Directive:
Locate every line in the material below that has the word "Aduanera". Copy each of those lines.

[Dataset items]
════

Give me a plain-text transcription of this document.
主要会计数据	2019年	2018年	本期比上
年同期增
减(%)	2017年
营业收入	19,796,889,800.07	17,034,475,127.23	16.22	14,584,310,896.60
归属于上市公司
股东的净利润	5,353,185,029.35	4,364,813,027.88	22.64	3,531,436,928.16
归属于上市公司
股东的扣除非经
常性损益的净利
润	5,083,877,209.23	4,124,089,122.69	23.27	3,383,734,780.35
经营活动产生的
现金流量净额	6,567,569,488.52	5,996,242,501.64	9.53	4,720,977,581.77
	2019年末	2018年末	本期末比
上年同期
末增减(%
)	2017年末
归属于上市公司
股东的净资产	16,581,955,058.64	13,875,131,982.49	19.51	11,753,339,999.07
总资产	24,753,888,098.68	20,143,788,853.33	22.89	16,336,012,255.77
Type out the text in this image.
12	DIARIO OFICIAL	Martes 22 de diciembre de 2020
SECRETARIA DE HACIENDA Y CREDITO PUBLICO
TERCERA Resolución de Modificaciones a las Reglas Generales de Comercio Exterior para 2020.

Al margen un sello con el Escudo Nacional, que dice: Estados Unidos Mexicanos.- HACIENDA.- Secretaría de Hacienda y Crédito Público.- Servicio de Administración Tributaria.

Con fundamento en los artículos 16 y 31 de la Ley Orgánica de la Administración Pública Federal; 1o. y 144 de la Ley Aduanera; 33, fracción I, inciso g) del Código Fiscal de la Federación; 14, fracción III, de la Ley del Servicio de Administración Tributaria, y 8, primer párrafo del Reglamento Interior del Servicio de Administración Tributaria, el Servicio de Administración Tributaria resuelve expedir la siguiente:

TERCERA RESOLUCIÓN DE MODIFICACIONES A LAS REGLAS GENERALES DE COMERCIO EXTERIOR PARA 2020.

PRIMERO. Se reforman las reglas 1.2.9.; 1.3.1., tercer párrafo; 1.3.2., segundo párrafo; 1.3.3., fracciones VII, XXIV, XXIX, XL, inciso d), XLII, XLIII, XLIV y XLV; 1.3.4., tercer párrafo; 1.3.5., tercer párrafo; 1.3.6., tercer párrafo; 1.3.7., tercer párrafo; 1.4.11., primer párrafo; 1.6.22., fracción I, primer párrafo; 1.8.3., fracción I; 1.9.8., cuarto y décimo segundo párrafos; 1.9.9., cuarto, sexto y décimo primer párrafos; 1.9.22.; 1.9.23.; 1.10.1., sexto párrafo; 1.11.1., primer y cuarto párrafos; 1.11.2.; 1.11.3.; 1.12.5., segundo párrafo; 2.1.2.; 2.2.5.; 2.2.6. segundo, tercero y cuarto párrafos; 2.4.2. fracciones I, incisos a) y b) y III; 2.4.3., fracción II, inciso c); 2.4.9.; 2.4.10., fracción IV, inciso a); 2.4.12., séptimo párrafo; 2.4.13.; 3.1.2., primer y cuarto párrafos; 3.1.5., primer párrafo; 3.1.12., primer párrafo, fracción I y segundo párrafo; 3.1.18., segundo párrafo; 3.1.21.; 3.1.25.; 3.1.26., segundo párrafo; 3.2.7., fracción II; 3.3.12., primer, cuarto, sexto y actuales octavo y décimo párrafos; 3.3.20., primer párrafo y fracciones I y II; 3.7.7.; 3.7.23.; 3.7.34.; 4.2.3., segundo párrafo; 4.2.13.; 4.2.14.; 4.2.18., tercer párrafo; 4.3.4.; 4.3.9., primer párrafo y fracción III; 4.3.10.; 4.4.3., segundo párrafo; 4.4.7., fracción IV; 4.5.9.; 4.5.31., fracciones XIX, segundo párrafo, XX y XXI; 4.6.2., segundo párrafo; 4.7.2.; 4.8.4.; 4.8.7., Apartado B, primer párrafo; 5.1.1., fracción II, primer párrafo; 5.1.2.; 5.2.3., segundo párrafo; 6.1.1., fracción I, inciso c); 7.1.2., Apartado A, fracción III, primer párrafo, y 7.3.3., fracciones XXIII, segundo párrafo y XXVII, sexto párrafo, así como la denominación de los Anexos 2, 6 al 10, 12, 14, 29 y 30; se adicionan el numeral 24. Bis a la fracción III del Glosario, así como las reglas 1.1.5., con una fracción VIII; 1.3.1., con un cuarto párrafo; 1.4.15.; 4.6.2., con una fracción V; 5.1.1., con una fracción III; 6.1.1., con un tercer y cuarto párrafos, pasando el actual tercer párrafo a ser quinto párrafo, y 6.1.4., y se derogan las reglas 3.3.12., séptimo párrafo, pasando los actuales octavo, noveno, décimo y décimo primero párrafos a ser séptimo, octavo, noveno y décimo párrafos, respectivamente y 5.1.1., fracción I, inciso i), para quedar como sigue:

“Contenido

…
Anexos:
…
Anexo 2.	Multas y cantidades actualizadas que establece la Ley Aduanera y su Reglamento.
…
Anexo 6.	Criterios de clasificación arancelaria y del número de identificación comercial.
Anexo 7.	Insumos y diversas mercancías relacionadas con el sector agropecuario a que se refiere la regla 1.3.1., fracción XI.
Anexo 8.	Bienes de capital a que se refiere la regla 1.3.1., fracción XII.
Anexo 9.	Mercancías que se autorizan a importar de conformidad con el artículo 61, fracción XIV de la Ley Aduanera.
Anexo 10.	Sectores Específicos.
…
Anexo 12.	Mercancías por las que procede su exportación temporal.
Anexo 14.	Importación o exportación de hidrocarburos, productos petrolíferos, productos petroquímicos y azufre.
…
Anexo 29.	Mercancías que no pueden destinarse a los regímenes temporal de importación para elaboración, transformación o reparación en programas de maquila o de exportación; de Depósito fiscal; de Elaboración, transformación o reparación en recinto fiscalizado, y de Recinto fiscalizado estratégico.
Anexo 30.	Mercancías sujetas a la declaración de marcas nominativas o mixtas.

════

Answer to this task:
Con fundamento en los artículos 16 y 31 de la Ley Orgánica de la Administración Pública Federal; 1o. y 144 de la Ley Aduanera; 33, fracción I, inciso g) del Código Fiscal de la Federación; 14, fracción III, de la Ley del Servicio de Administración Tributaria, y 8, primer párrafo del Reglamento Interior del Servicio de Administración Tributaria, el Servicio de Administración Tributaria resuelve expedir la siguiente:
Anexo 2.	Multas y cantidades actualizadas que establece la Ley Aduanera y su Reglamento.
Anexo 9.	Mercancías que se autorizan a importar de conformidad con el artículo 61, fracción XIV de la Ley Aduanera.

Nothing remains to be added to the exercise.